Records about charts and figures
____

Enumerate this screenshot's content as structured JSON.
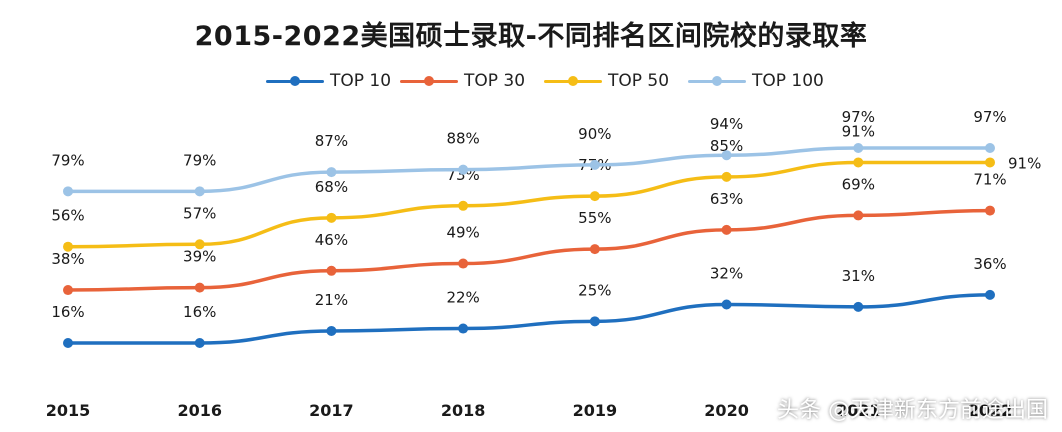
{
  "chart_data": {
    "type": "line",
    "title": "2015-2022美国硕士录取-不同排名区间院校的录取率",
    "categories": [
      "2015",
      "2016",
      "2017",
      "2018",
      "2019",
      "2020",
      "2021",
      "2022"
    ],
    "series": [
      {
        "name": "TOP 10",
        "color": "#1f6fbf",
        "values": [
          16,
          16,
          21,
          22,
          25,
          32,
          31,
          36
        ],
        "labels": [
          "16%",
          "16%",
          "21%",
          "22%",
          "25%",
          "32%",
          "31%",
          "36%"
        ]
      },
      {
        "name": "TOP 30",
        "color": "#e8633a",
        "values": [
          38,
          39,
          46,
          49,
          55,
          63,
          69,
          71
        ],
        "labels": [
          "38%",
          "39%",
          "46%",
          "49%",
          "55%",
          "63%",
          "69%",
          "71%"
        ]
      },
      {
        "name": "TOP 50",
        "color": "#f5bd16",
        "values": [
          56,
          57,
          68,
          73,
          77,
          85,
          91,
          91
        ],
        "labels": [
          "56%",
          "57%",
          "68%",
          "73%",
          "77%",
          "85%",
          "91%",
          "91%"
        ]
      },
      {
        "name": "TOP 100",
        "color": "#9cc3e6",
        "values": [
          79,
          79,
          87,
          88,
          90,
          94,
          97,
          97
        ],
        "labels": [
          "79%",
          "79%",
          "87%",
          "88%",
          "90%",
          "94%",
          "97%",
          "97%"
        ]
      }
    ],
    "legend_position": "top",
    "grid": false
  },
  "source_text": "头条 @天津新东方前途出国"
}
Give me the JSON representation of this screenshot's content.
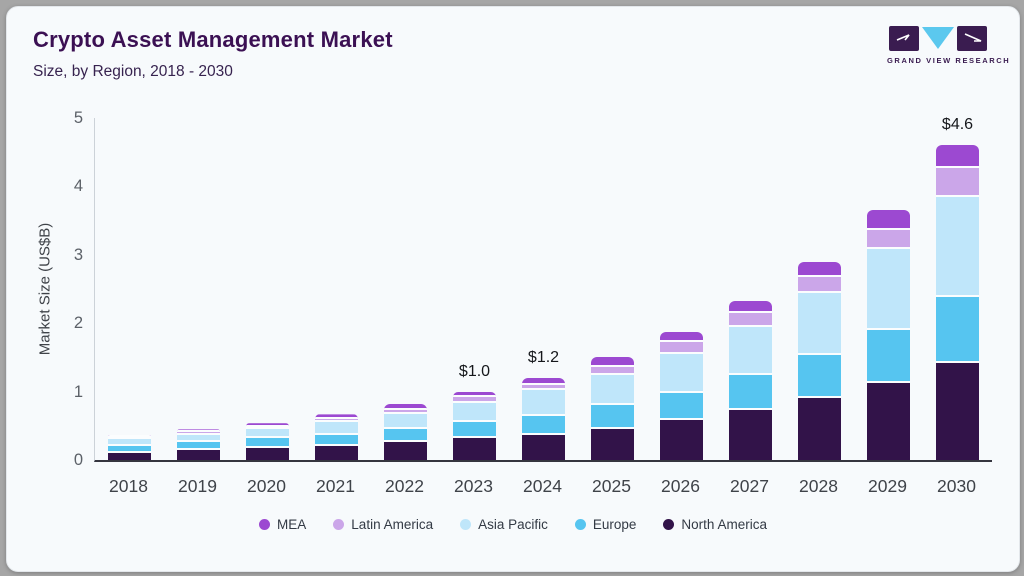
{
  "header": {
    "title": "Crypto Asset Management Market",
    "subtitle": "Size, by Region, 2018 - 2030",
    "logo_text": "GRAND VIEW RESEARCH"
  },
  "theme": {
    "card_bg": "#f7fafc",
    "title_color": "#3b1053",
    "logo_dark": "#3a1c50",
    "logo_cyan": "#5bc8ee",
    "axis_line": "#35353f"
  },
  "chart_data": {
    "type": "bar",
    "stacked": true,
    "title": "Crypto Asset Management Market",
    "subtitle": "Size, by Region, 2018 - 2030",
    "xlabel": "",
    "ylabel": "Market Size (US$B)",
    "ylim": [
      0,
      5
    ],
    "yticks": [
      0,
      1,
      2,
      3,
      4,
      5
    ],
    "grid": false,
    "legend_position": "bottom",
    "legend_order": [
      "MEA",
      "Latin America",
      "Asia Pacific",
      "Europe",
      "North America"
    ],
    "categories": [
      "2018",
      "2019",
      "2020",
      "2021",
      "2022",
      "2023",
      "2024",
      "2025",
      "2026",
      "2027",
      "2028",
      "2029",
      "2030"
    ],
    "series": [
      {
        "name": "North America",
        "color": "#321349",
        "values": [
          0.1,
          0.14,
          0.18,
          0.21,
          0.27,
          0.32,
          0.37,
          0.45,
          0.58,
          0.73,
          0.9,
          1.13,
          1.42
        ]
      },
      {
        "name": "Europe",
        "color": "#56c5f0",
        "values": [
          0.11,
          0.12,
          0.14,
          0.16,
          0.18,
          0.23,
          0.28,
          0.35,
          0.4,
          0.52,
          0.64,
          0.77,
          0.97
        ]
      },
      {
        "name": "Asia Pacific",
        "color": "#bfe6fa",
        "values": [
          0.1,
          0.11,
          0.13,
          0.19,
          0.23,
          0.28,
          0.38,
          0.44,
          0.57,
          0.7,
          0.9,
          1.18,
          1.46
        ]
      },
      {
        "name": "Latin America",
        "color": "#cba6e9",
        "values": [
          0.03,
          0.04,
          0.04,
          0.04,
          0.05,
          0.09,
          0.07,
          0.12,
          0.18,
          0.2,
          0.24,
          0.29,
          0.42
        ]
      },
      {
        "name": "MEA",
        "color": "#9c49d1",
        "values": [
          0.03,
          0.04,
          0.05,
          0.07,
          0.09,
          0.08,
          0.1,
          0.14,
          0.14,
          0.17,
          0.22,
          0.28,
          0.33
        ]
      }
    ],
    "totals": [
      0.37,
      0.45,
      0.54,
      0.67,
      0.82,
      1.0,
      1.2,
      1.5,
      1.87,
      2.32,
      2.9,
      3.65,
      4.6
    ],
    "bar_labels": {
      "2023": "$1.0",
      "2024": "$1.2",
      "2030": "$4.6"
    }
  }
}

____

* [What is being asked]:
Without the pictures, write out all of the material exactly.

* [Solution]:
Enumerate this screenshot's content as structured JSON.
{
  "chart_data": {
    "type": "line",
    "title": "2015-2022美国硕士录取-不同排名区间院校的录取率",
    "categories": [
      "2015",
      "2016",
      "2017",
      "2018",
      "2019",
      "2020",
      "2021",
      "2022"
    ],
    "series": [
      {
        "name": "TOP 10",
        "color": "#1f6fbf",
        "values": [
          16,
          16,
          21,
          22,
          25,
          32,
          31,
          36
        ],
        "labels": [
          "16%",
          "16%",
          "21%",
          "22%",
          "25%",
          "32%",
          "31%",
          "36%"
        ]
      },
      {
        "name": "TOP 30",
        "color": "#e8633a",
        "values": [
          38,
          39,
          46,
          49,
          55,
          63,
          69,
          71
        ],
        "labels": [
          "38%",
          "39%",
          "46%",
          "49%",
          "55%",
          "63%",
          "69%",
          "71%"
        ]
      },
      {
        "name": "TOP 50",
        "color": "#f5bd16",
        "values": [
          56,
          57,
          68,
          73,
          77,
          85,
          91,
          91
        ],
        "labels": [
          "56%",
          "57%",
          "68%",
          "73%",
          "77%",
          "85%",
          "91%",
          "91%"
        ]
      },
      {
        "name": "TOP 100",
        "color": "#9cc3e6",
        "values": [
          79,
          79,
          87,
          88,
          90,
          94,
          97,
          97
        ],
        "labels": [
          "79%",
          "79%",
          "87%",
          "88%",
          "90%",
          "94%",
          "97%",
          "97%"
        ]
      }
    ],
    "legend_position": "top",
    "grid": false
  },
  "source_text": "头条 @天津新东方前途出国"
}
Give me the JSON representation of this screenshot's content.
{
  "header": {
    "title": "Crypto Asset Management Market",
    "subtitle": "Size, by Region, 2018 - 2030",
    "logo_text": "GRAND VIEW RESEARCH"
  },
  "theme": {
    "card_bg": "#f7fafc",
    "title_color": "#3b1053",
    "logo_dark": "#3a1c50",
    "logo_cyan": "#5bc8ee",
    "axis_line": "#35353f"
  },
  "chart_data": {
    "type": "bar",
    "stacked": true,
    "title": "Crypto Asset Management Market",
    "subtitle": "Size, by Region, 2018 - 2030",
    "xlabel": "",
    "ylabel": "Market Size (US$B)",
    "ylim": [
      0,
      5
    ],
    "yticks": [
      0,
      1,
      2,
      3,
      4,
      5
    ],
    "grid": false,
    "legend_position": "bottom",
    "legend_order": [
      "MEA",
      "Latin America",
      "Asia Pacific",
      "Europe",
      "North America"
    ],
    "categories": [
      "2018",
      "2019",
      "2020",
      "2021",
      "2022",
      "2023",
      "2024",
      "2025",
      "2026",
      "2027",
      "2028",
      "2029",
      "2030"
    ],
    "series": [
      {
        "name": "North America",
        "color": "#321349",
        "values": [
          0.1,
          0.14,
          0.18,
          0.21,
          0.27,
          0.32,
          0.37,
          0.45,
          0.58,
          0.73,
          0.9,
          1.13,
          1.42
        ]
      },
      {
        "name": "Europe",
        "color": "#56c5f0",
        "values": [
          0.11,
          0.12,
          0.14,
          0.16,
          0.18,
          0.23,
          0.28,
          0.35,
          0.4,
          0.52,
          0.64,
          0.77,
          0.97
        ]
      },
      {
        "name": "Asia Pacific",
        "color": "#bfe6fa",
        "values": [
          0.1,
          0.11,
          0.13,
          0.19,
          0.23,
          0.28,
          0.38,
          0.44,
          0.57,
          0.7,
          0.9,
          1.18,
          1.46
        ]
      },
      {
        "name": "Latin America",
        "color": "#cba6e9",
        "values": [
          0.03,
          0.04,
          0.04,
          0.04,
          0.05,
          0.09,
          0.07,
          0.12,
          0.18,
          0.2,
          0.24,
          0.29,
          0.42
        ]
      },
      {
        "name": "MEA",
        "color": "#9c49d1",
        "values": [
          0.03,
          0.04,
          0.05,
          0.07,
          0.09,
          0.08,
          0.1,
          0.14,
          0.14,
          0.17,
          0.22,
          0.28,
          0.33
        ]
      }
    ],
    "totals": [
      0.37,
      0.45,
      0.54,
      0.67,
      0.82,
      1.0,
      1.2,
      1.5,
      1.87,
      2.32,
      2.9,
      3.65,
      4.6
    ],
    "bar_labels": {
      "2023": "$1.0",
      "2024": "$1.2",
      "2030": "$4.6"
    }
  }
}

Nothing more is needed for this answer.